Find the line containing "Read all visible content and emit it as JSON.", then return it and every line after it through the end of the records, exactly. Leave out pictures.

**Data for processing**
===

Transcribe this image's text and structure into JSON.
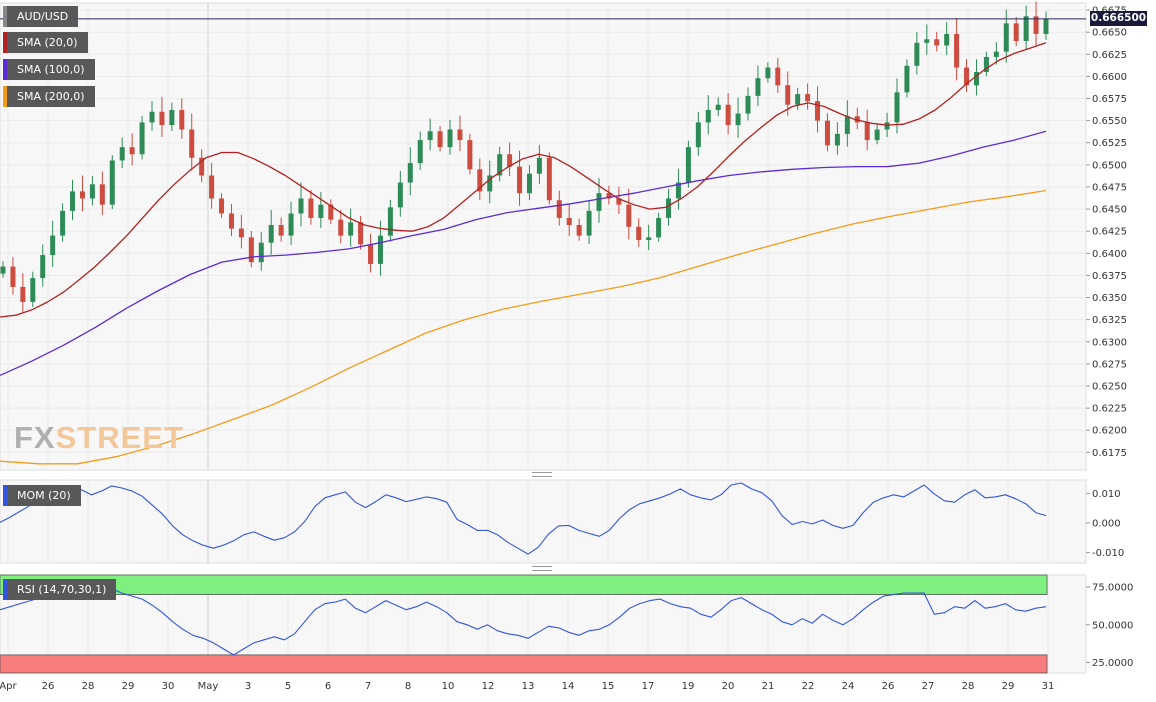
{
  "instrument": {
    "symbol": "AUD/USD",
    "last_price": "0.666500"
  },
  "watermark": {
    "part1": "FX",
    "part2": "STREET"
  },
  "indicators": {
    "sma20": {
      "label": "SMA (20,0)",
      "color": "#b22222"
    },
    "sma100": {
      "label": "SMA (100,0)",
      "color": "#5b2bd6"
    },
    "sma200": {
      "label": "SMA (200,0)",
      "color": "#f59b1a"
    },
    "mom": {
      "label": "MOM (20)",
      "color": "#3355dd"
    },
    "rsi": {
      "label": "RSI (14,70,30,1)",
      "color": "#3355dd"
    }
  },
  "colors": {
    "bull": "#2e8b57",
    "bear": "#cd4b3f",
    "overbought_zone": "#7ff07f",
    "oversold_zone": "#f87c7c",
    "price_line": "#2a2a5a"
  },
  "x_axis": {
    "labels": [
      "Apr",
      "26",
      "28",
      "29",
      "30",
      "May",
      "3",
      "5",
      "6",
      "7",
      "8",
      "10",
      "12",
      "13",
      "14",
      "15",
      "17",
      "19",
      "20",
      "21",
      "22",
      "24",
      "26",
      "27",
      "28",
      "29",
      "31"
    ]
  },
  "chart_data": [
    {
      "type": "candlestick",
      "title": "AUD/USD",
      "y_ticks": [
        0.6675,
        0.665,
        0.6625,
        0.66,
        0.6575,
        0.655,
        0.6525,
        0.65,
        0.6475,
        0.645,
        0.6425,
        0.64,
        0.6375,
        0.635,
        0.6325,
        0.63,
        0.6275,
        0.625,
        0.6225,
        0.62,
        0.6175
      ],
      "ylim": [
        0.6155,
        0.6683
      ],
      "last_price": 0.6665,
      "close_series": [
        0.6385,
        0.6362,
        0.6345,
        0.6372,
        0.6398,
        0.642,
        0.6448,
        0.647,
        0.6462,
        0.6478,
        0.6455,
        0.6505,
        0.652,
        0.6512,
        0.6548,
        0.656,
        0.6545,
        0.6562,
        0.654,
        0.6508,
        0.6488,
        0.6462,
        0.6445,
        0.6428,
        0.6418,
        0.639,
        0.6412,
        0.6432,
        0.642,
        0.6445,
        0.6462,
        0.644,
        0.6455,
        0.6438,
        0.642,
        0.6435,
        0.641,
        0.6388,
        0.642,
        0.6452,
        0.648,
        0.6502,
        0.6528,
        0.6538,
        0.652,
        0.654,
        0.6528,
        0.6495,
        0.647,
        0.6488,
        0.6512,
        0.6498,
        0.6468,
        0.649,
        0.6508,
        0.646,
        0.644,
        0.6432,
        0.642,
        0.6448,
        0.6468,
        0.6462,
        0.6455,
        0.643,
        0.6415,
        0.6418,
        0.644,
        0.6462,
        0.648,
        0.652,
        0.6548,
        0.6562,
        0.6568,
        0.6545,
        0.6558,
        0.6578,
        0.6598,
        0.661,
        0.659,
        0.6568,
        0.658,
        0.6572,
        0.655,
        0.6522,
        0.6535,
        0.6555,
        0.6548,
        0.6528,
        0.654,
        0.6548,
        0.6582,
        0.6612,
        0.6638,
        0.6642,
        0.6635,
        0.6648,
        0.661,
        0.659,
        0.6605,
        0.6622,
        0.6628,
        0.666,
        0.664,
        0.6668,
        0.6648,
        0.6665
      ],
      "sma_20": [
        0.6328,
        0.633,
        0.6336,
        0.6345,
        0.6356,
        0.637,
        0.6385,
        0.6402,
        0.642,
        0.644,
        0.646,
        0.6478,
        0.6494,
        0.6508,
        0.6514,
        0.6514,
        0.6507,
        0.6498,
        0.6488,
        0.6476,
        0.6464,
        0.6452,
        0.644,
        0.6432,
        0.6428,
        0.6426,
        0.6425,
        0.643,
        0.644,
        0.6455,
        0.647,
        0.6485,
        0.6497,
        0.6507,
        0.6512,
        0.6508,
        0.6498,
        0.6486,
        0.6474,
        0.6462,
        0.6455,
        0.645,
        0.6452,
        0.6462,
        0.6475,
        0.6492,
        0.651,
        0.6527,
        0.6542,
        0.6556,
        0.6566,
        0.657,
        0.6566,
        0.6558,
        0.6551,
        0.6547,
        0.6545,
        0.6546,
        0.6552,
        0.6562,
        0.6576,
        0.6592,
        0.6606,
        0.6618,
        0.6626,
        0.6632,
        0.6638
      ],
      "sma_100": [
        0.6262,
        0.6278,
        0.6296,
        0.6316,
        0.6338,
        0.6358,
        0.6376,
        0.639,
        0.6396,
        0.6398,
        0.6401,
        0.6405,
        0.6412,
        0.642,
        0.6427,
        0.6438,
        0.6446,
        0.6451,
        0.6456,
        0.6462,
        0.6468,
        0.6475,
        0.6482,
        0.6488,
        0.6492,
        0.6495,
        0.6497,
        0.6498,
        0.6498,
        0.6502,
        0.651,
        0.652,
        0.6528,
        0.6538
      ],
      "sma_200": [
        0.6165,
        0.6162,
        0.6162,
        0.617,
        0.6182,
        0.6196,
        0.6212,
        0.6228,
        0.6248,
        0.627,
        0.629,
        0.631,
        0.6325,
        0.6337,
        0.6346,
        0.6354,
        0.6362,
        0.6372,
        0.6385,
        0.6398,
        0.641,
        0.6422,
        0.6433,
        0.6442,
        0.645,
        0.6458,
        0.6464,
        0.6471
      ]
    },
    {
      "type": "line",
      "title": "MOM (20)",
      "y_ticks": [
        0.01,
        0.0,
        -0.01
      ],
      "ylim": [
        -0.0135,
        0.0145
      ],
      "values": [
        0.0002,
        0.002,
        0.004,
        0.006,
        0.0085,
        0.01,
        0.0115,
        0.0125,
        0.0112,
        0.0095,
        0.0108,
        0.0125,
        0.0118,
        0.0108,
        0.009,
        0.006,
        0.003,
        -0.001,
        -0.004,
        -0.006,
        -0.0075,
        -0.0085,
        -0.0075,
        -0.006,
        -0.004,
        -0.003,
        -0.0045,
        -0.0058,
        -0.005,
        -0.003,
        0.0005,
        0.0055,
        0.0085,
        0.0095,
        0.0105,
        0.007,
        0.0052,
        0.0072,
        0.0095,
        0.0085,
        0.0072,
        0.008,
        0.0088,
        0.0082,
        0.007,
        0.0012,
        -0.0005,
        -0.0025,
        -0.0025,
        -0.004,
        -0.0065,
        -0.0085,
        -0.0105,
        -0.0082,
        -0.0038,
        -0.001,
        -0.0008,
        -0.0025,
        -0.0035,
        -0.0045,
        -0.0025,
        0.0015,
        0.0045,
        0.0065,
        0.0075,
        0.0085,
        0.0098,
        0.0115,
        0.0095,
        0.0085,
        0.0078,
        0.0095,
        0.0128,
        0.0135,
        0.0115,
        0.0102,
        0.0075,
        0.0025,
        -0.0005,
        0.0005,
        -0.0003,
        0.001,
        -0.0008,
        -0.0018,
        -0.0008,
        0.0035,
        0.007,
        0.0085,
        0.0095,
        0.0088,
        0.0108,
        0.0128,
        0.0098,
        0.0075,
        0.007,
        0.0095,
        0.0112,
        0.0085,
        0.0088,
        0.0095,
        0.0082,
        0.0065,
        0.0035,
        0.0025
      ]
    },
    {
      "type": "line",
      "title": "RSI (14,70,30,1)",
      "y_ticks": [
        75.0,
        50.0,
        25.0
      ],
      "ylim": [
        18,
        83
      ],
      "bands": {
        "overbought": 70,
        "oversold": 30
      },
      "values": [
        60,
        62,
        64,
        66,
        68,
        70,
        72,
        74,
        70,
        68,
        72,
        74,
        71,
        69,
        67,
        63,
        58,
        52,
        47,
        43,
        41,
        38,
        34,
        30,
        34,
        38,
        40,
        42,
        40,
        44,
        52,
        60,
        64,
        65,
        67,
        61,
        58,
        62,
        66,
        63,
        60,
        62,
        65,
        62,
        58,
        52,
        50,
        47,
        50,
        46,
        44,
        43,
        41,
        45,
        49,
        48,
        45,
        43,
        46,
        47,
        50,
        55,
        61,
        64,
        66,
        67,
        64,
        62,
        61,
        57,
        55,
        60,
        66,
        68,
        64,
        60,
        57,
        52,
        50,
        54,
        51,
        57,
        53,
        50,
        54,
        60,
        65,
        69,
        70,
        71,
        71,
        71,
        57,
        58,
        62,
        61,
        66,
        61,
        62,
        64,
        60,
        59,
        61,
        62
      ]
    }
  ]
}
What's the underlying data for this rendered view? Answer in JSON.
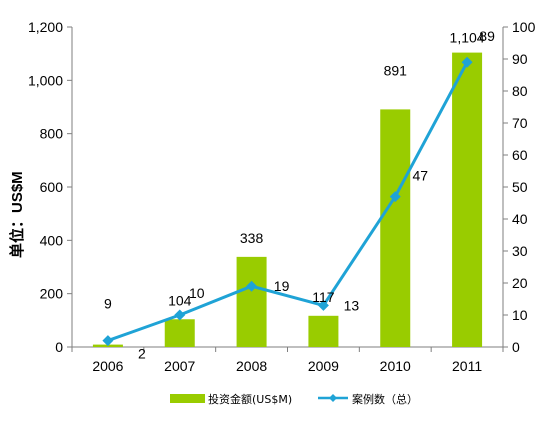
{
  "chart_data": {
    "type": "bar+line",
    "categories": [
      "2006",
      "2007",
      "2008",
      "2009",
      "2010",
      "2011"
    ],
    "series": [
      {
        "name": "投资金额(US$M)",
        "type": "bar",
        "axis": "left",
        "values": [
          9,
          104,
          338,
          117,
          891,
          1104
        ],
        "labels": [
          "9",
          "104",
          "338",
          "117",
          "891",
          "1,104"
        ],
        "color": "#99CC00"
      },
      {
        "name": "案例数（总）",
        "type": "line",
        "axis": "right",
        "values": [
          2,
          10,
          19,
          13,
          47,
          89
        ],
        "labels": [
          "2",
          "10",
          "19",
          "13",
          "47",
          "89"
        ],
        "color": "#1FA3D6"
      }
    ],
    "ylabel": "单位：US$M",
    "ylim_left": [
      0,
      1200
    ],
    "ylim_right": [
      0,
      100
    ],
    "yticks_left": [
      "0",
      "200",
      "400",
      "600",
      "800",
      "1,000",
      "1,200"
    ],
    "yticks_right": [
      "0",
      "10",
      "20",
      "30",
      "40",
      "50",
      "60",
      "70",
      "80",
      "90",
      "100"
    ],
    "grid": false,
    "legend_position": "bottom"
  }
}
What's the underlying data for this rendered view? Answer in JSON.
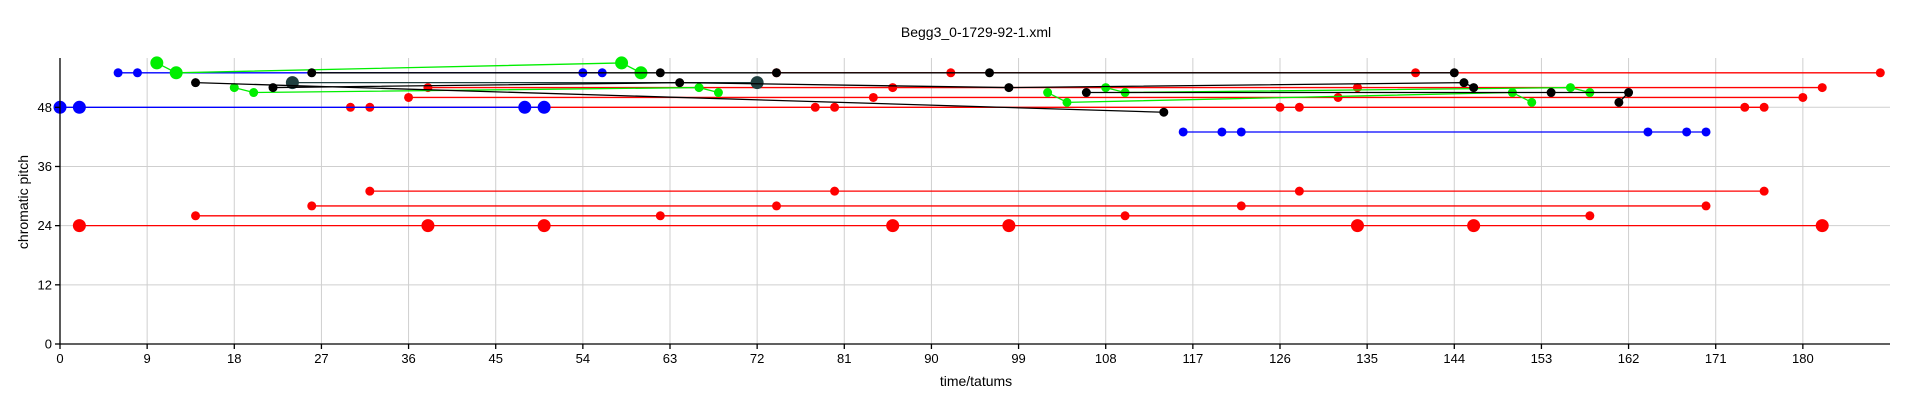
{
  "chart_data": {
    "type": "scatter",
    "title": "Begg3_0-1729-92-1.xml",
    "xlabel": "time/tatums",
    "ylabel": "chromatic pitch",
    "xlim": [
      0,
      189
    ],
    "ylim": [
      0,
      58
    ],
    "x_ticks": [
      0,
      9,
      18,
      27,
      36,
      45,
      54,
      63,
      72,
      81,
      90,
      99,
      108,
      117,
      126,
      135,
      144,
      153,
      162,
      171,
      180
    ],
    "y_ticks": [
      0,
      12,
      24,
      36,
      48
    ],
    "grid": true,
    "colors": {
      "red": "#ff0000",
      "blue": "#0000ff",
      "green": "#00ee00",
      "black": "#000000",
      "dark": "#1f3f3f",
      "grid": "#cfcfcf"
    },
    "series": [
      {
        "color": "red",
        "small_markers": true,
        "points": [
          [
            74,
            55
          ],
          [
            92,
            55
          ],
          [
            140,
            55
          ],
          [
            188,
            55
          ]
        ]
      },
      {
        "color": "red",
        "small_markers": true,
        "points": [
          [
            38,
            52
          ],
          [
            86,
            52
          ],
          [
            134,
            52
          ],
          [
            182,
            52
          ]
        ]
      },
      {
        "color": "red",
        "small_markers": true,
        "points": [
          [
            36,
            50
          ],
          [
            84,
            50
          ],
          [
            132,
            50
          ],
          [
            180,
            50
          ]
        ]
      },
      {
        "color": "red",
        "small_markers": true,
        "points": [
          [
            30,
            48
          ],
          [
            32,
            48
          ],
          [
            78,
            48
          ],
          [
            80,
            48
          ],
          [
            126,
            48
          ],
          [
            128,
            48
          ],
          [
            174,
            48
          ],
          [
            176,
            48
          ]
        ]
      },
      {
        "color": "blue",
        "small_markers": true,
        "points": [
          [
            6,
            55
          ],
          [
            8,
            55
          ],
          [
            54,
            55
          ],
          [
            56,
            55
          ]
        ]
      },
      {
        "color": "blue",
        "small_markers": false,
        "points": [
          [
            0,
            48
          ],
          [
            2,
            48
          ],
          [
            48,
            48
          ],
          [
            50,
            48
          ]
        ]
      },
      {
        "color": "blue",
        "small_markers": true,
        "points": [
          [
            116,
            43
          ],
          [
            120,
            43
          ],
          [
            122,
            43
          ],
          [
            164,
            43
          ],
          [
            168,
            43
          ],
          [
            170,
            43
          ]
        ]
      },
      {
        "color": "green",
        "small_markers": false,
        "points": [
          [
            10,
            57
          ],
          [
            12,
            55
          ],
          [
            58,
            57
          ],
          [
            60,
            55
          ]
        ]
      },
      {
        "color": "green",
        "small_markers": true,
        "points": [
          [
            18,
            52
          ],
          [
            20,
            51
          ],
          [
            66,
            52
          ],
          [
            68,
            51
          ]
        ]
      },
      {
        "color": "green",
        "small_markers": true,
        "points": [
          [
            102,
            51
          ],
          [
            104,
            49
          ],
          [
            150,
            51
          ],
          [
            152,
            49
          ]
        ]
      },
      {
        "color": "green",
        "small_markers": true,
        "points": [
          [
            108,
            52
          ],
          [
            110,
            51
          ],
          [
            156,
            52
          ],
          [
            158,
            51
          ]
        ]
      },
      {
        "color": "dark",
        "small_markers": false,
        "points": [
          [
            24,
            53
          ],
          [
            72,
            53
          ]
        ]
      },
      {
        "color": "black",
        "small_markers": true,
        "points": [
          [
            26,
            55
          ],
          [
            62,
            55
          ],
          [
            74,
            55
          ],
          [
            96,
            55
          ],
          [
            144,
            55
          ]
        ]
      },
      {
        "color": "black",
        "small_markers": true,
        "points": [
          [
            22,
            52
          ],
          [
            64,
            53
          ],
          [
            98,
            52
          ],
          [
            145,
            53
          ],
          [
            146,
            52
          ]
        ]
      },
      {
        "color": "black",
        "small_markers": true,
        "points": [
          [
            106,
            51
          ],
          [
            154,
            51
          ],
          [
            162,
            51
          ],
          [
            161,
            49
          ]
        ]
      },
      {
        "color": "black",
        "small_markers": true,
        "points": [
          [
            14,
            53
          ],
          [
            114,
            47
          ]
        ]
      },
      {
        "color": "red",
        "small_markers": true,
        "points": [
          [
            32,
            31
          ],
          [
            80,
            31
          ],
          [
            128,
            31
          ],
          [
            176,
            31
          ]
        ]
      },
      {
        "color": "red",
        "small_markers": true,
        "points": [
          [
            26,
            28
          ],
          [
            74,
            28
          ],
          [
            122,
            28
          ],
          [
            170,
            28
          ]
        ]
      },
      {
        "color": "red",
        "small_markers": true,
        "points": [
          [
            14,
            26
          ],
          [
            62,
            26
          ],
          [
            110,
            26
          ],
          [
            158,
            26
          ]
        ]
      },
      {
        "color": "red",
        "small_markers": false,
        "points": [
          [
            2,
            24
          ],
          [
            38,
            24
          ],
          [
            50,
            24
          ],
          [
            86,
            24
          ],
          [
            98,
            24
          ],
          [
            134,
            24
          ],
          [
            146,
            24
          ],
          [
            182,
            24
          ]
        ]
      }
    ]
  }
}
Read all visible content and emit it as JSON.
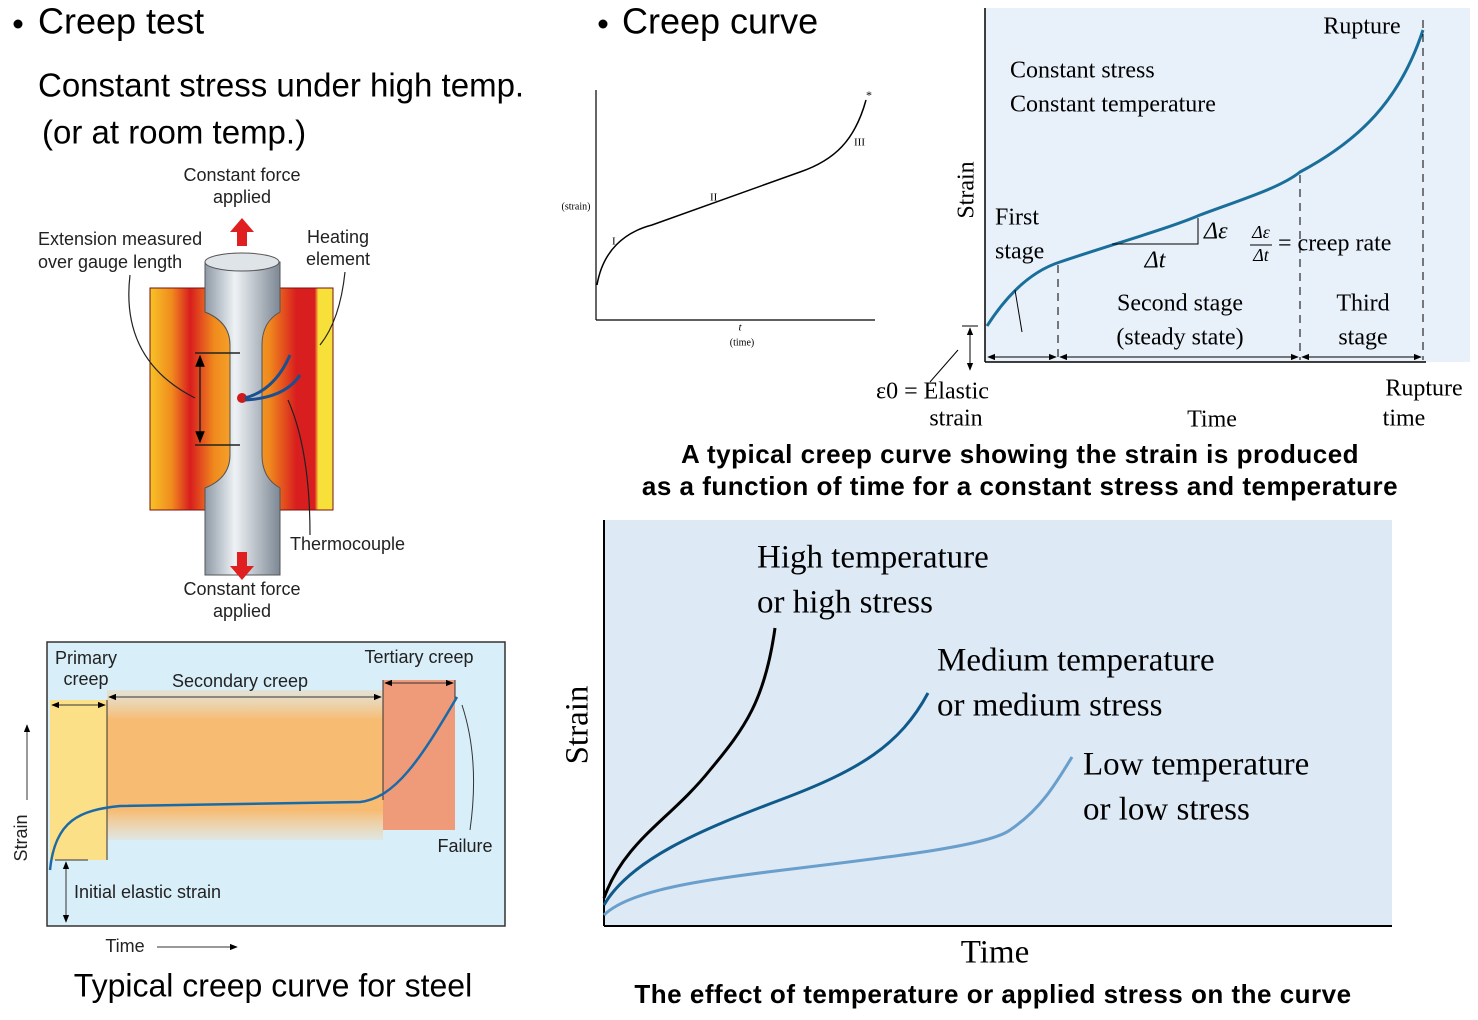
{
  "creep_test": {
    "title": "Creep test",
    "lines": [
      "Constant stress under high temp.",
      "(or at room temp.)"
    ]
  },
  "apparatus": {
    "force_top": [
      "Constant force",
      "applied"
    ],
    "extension": [
      "Extension measured",
      "over gauge length"
    ],
    "heating": [
      "Heating",
      "element"
    ],
    "thermocouple": "Thermocouple",
    "force_bottom": [
      "Constant force",
      "applied"
    ]
  },
  "creep_curve": {
    "title": "Creep curve"
  },
  "small_curve": {
    "y_label": "(strain)",
    "x_label": [
      "t",
      "(time)"
    ],
    "stages": [
      "I",
      "II",
      "III"
    ],
    "end": "*"
  },
  "typical_curve": {
    "rupture": "Rupture",
    "conditions": [
      "Constant stress",
      "Constant temperature"
    ],
    "y_label": "Strain",
    "first_stage": [
      "First",
      "stage"
    ],
    "delta_eps": "Δε",
    "delta_t": "Δt",
    "rate_fraction": [
      "Δε",
      "Δt"
    ],
    "rate_label": "= creep rate",
    "second_stage": [
      "Second stage",
      "(steady state)"
    ],
    "third_stage": [
      "Third",
      "stage"
    ],
    "elastic": [
      "ε0 = Elastic",
      "strain"
    ],
    "x_label": "Time",
    "rupture_time": [
      "Rupture",
      "time"
    ],
    "caption": [
      "A typical creep curve showing the strain is produced",
      "as a function of time for a constant stress and temperature"
    ]
  },
  "steel_curve": {
    "primary": [
      "Primary",
      "creep"
    ],
    "secondary": "Secondary creep",
    "tertiary": "Tertiary creep",
    "y_label": "Strain",
    "failure": "Failure",
    "elastic": "Initial elastic strain",
    "x_label": "Time",
    "caption": "Typical creep curve for steel"
  },
  "effect_curve": {
    "high": [
      "High temperature",
      "or high stress"
    ],
    "medium": [
      "Medium temperature",
      "or medium stress"
    ],
    "low": [
      "Low temperature",
      "or low stress"
    ],
    "y_label": "Strain",
    "x_label": "Time",
    "caption": "The effect of temperature or applied stress on the curve"
  }
}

===

**Response**
Read all visible content and emit it as JSON.
{
  "creep_test": {
    "title": "Creep test",
    "lines": [
      "Constant stress under high temp.",
      "(or at room temp.)"
    ]
  },
  "apparatus": {
    "force_top": [
      "Constant force",
      "applied"
    ],
    "extension": [
      "Extension measured",
      "over gauge length"
    ],
    "heating": [
      "Heating",
      "element"
    ],
    "thermocouple": "Thermocouple",
    "force_bottom": [
      "Constant force",
      "applied"
    ]
  },
  "creep_curve": {
    "title": "Creep curve"
  },
  "small_curve": {
    "y_label": "(strain)",
    "x_label": [
      "t",
      "(time)"
    ],
    "stages": [
      "I",
      "II",
      "III"
    ],
    "end": "*"
  },
  "typical_curve": {
    "rupture": "Rupture",
    "conditions": [
      "Constant stress",
      "Constant temperature"
    ],
    "y_label": "Strain",
    "first_stage": [
      "First",
      "stage"
    ],
    "delta_eps": "Δε",
    "delta_t": "Δt",
    "rate_fraction": [
      "Δε",
      "Δt"
    ],
    "rate_label": "= creep rate",
    "second_stage": [
      "Second stage",
      "(steady state)"
    ],
    "third_stage": [
      "Third",
      "stage"
    ],
    "elastic": [
      "ε0 = Elastic",
      "strain"
    ],
    "x_label": "Time",
    "rupture_time": [
      "Rupture",
      "time"
    ],
    "caption": [
      "A typical creep curve showing the strain is produced",
      "as a function of time for a constant stress and temperature"
    ]
  },
  "steel_curve": {
    "primary": [
      "Primary",
      "creep"
    ],
    "secondary": "Secondary creep",
    "tertiary": "Tertiary creep",
    "y_label": "Strain",
    "failure": "Failure",
    "elastic": "Initial elastic strain",
    "x_label": "Time",
    "caption": "Typical creep curve for steel"
  },
  "effect_curve": {
    "high": [
      "High temperature",
      "or high stress"
    ],
    "medium": [
      "Medium temperature",
      "or medium stress"
    ],
    "low": [
      "Low temperature",
      "or low stress"
    ],
    "y_label": "Strain",
    "x_label": "Time",
    "caption": "The effect of temperature or applied stress on the curve"
  }
}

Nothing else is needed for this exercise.